Data excerpts:

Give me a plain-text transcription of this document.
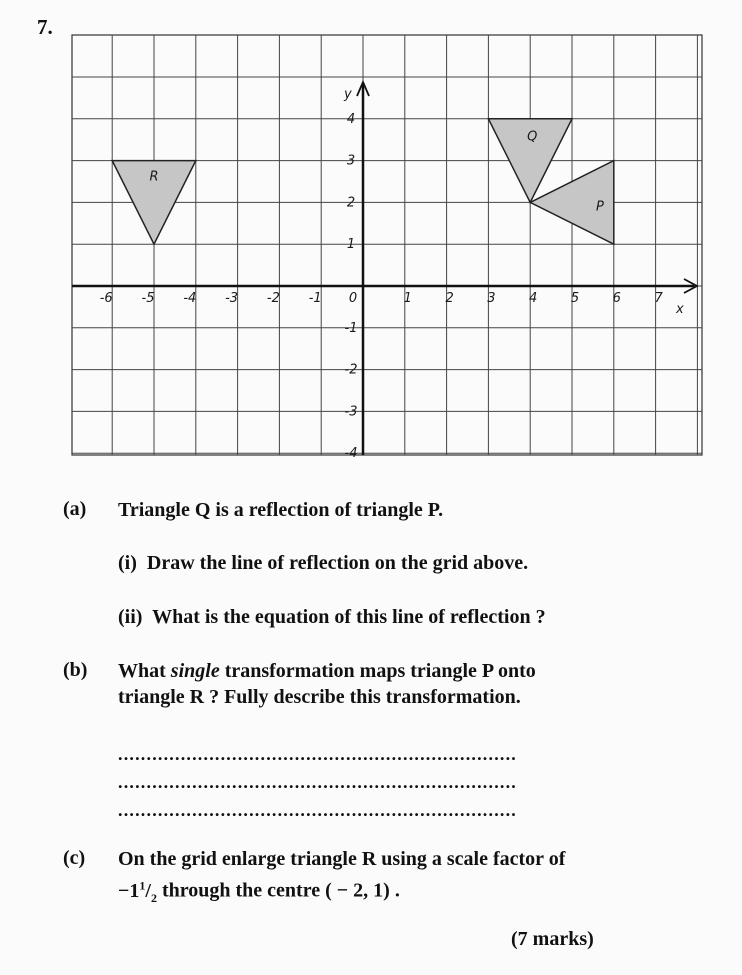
7.
R
Q
P
-6 -5 -4 -3 -2 -1 0	1	2	3	4	5	6	7
4
3
2
1
-1
-2
-3
-4
y
x
(a) Triangle Q is a reflection of triangle P.
(i) Draw the line of reflection on the grid above.
(ii) What is the equation of this line of reflection ?
(b) What single transformation maps triangle P onto
triangle R ? Fully describe this transformation.
......................................................................
......................................................................
......................................................................
(c) On the grid enlarge triangle R using a scale factor of
$-1^1/_2$ through the centre ( − 2, 1) .
(7 marks)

▶ **What to work on**
From the material above, reproduce everything verbatim except the pictures.

▶ **Response to this exercise**
Give me a plain-text transcription of this document.
7.
R
Q
P
-6 -5 -4 -3 -2 -1 0	1	2	3	4	5	6	7
4
3
2
1
-1
-2
-3
-4
y
x
(a) Triangle Q is a reflection of triangle P.
(i) Draw the line of reflection on the grid above.
(ii) What is the equation of this line of reflection ?
(b) What single transformation maps triangle P onto
triangle R ? Fully describe this transformation.
......................................................................
......................................................................
......................................................................
(c) On the grid enlarge triangle R using a scale factor of
$-1^1/_2$ through the centre ( − 2, 1) .
(7 marks)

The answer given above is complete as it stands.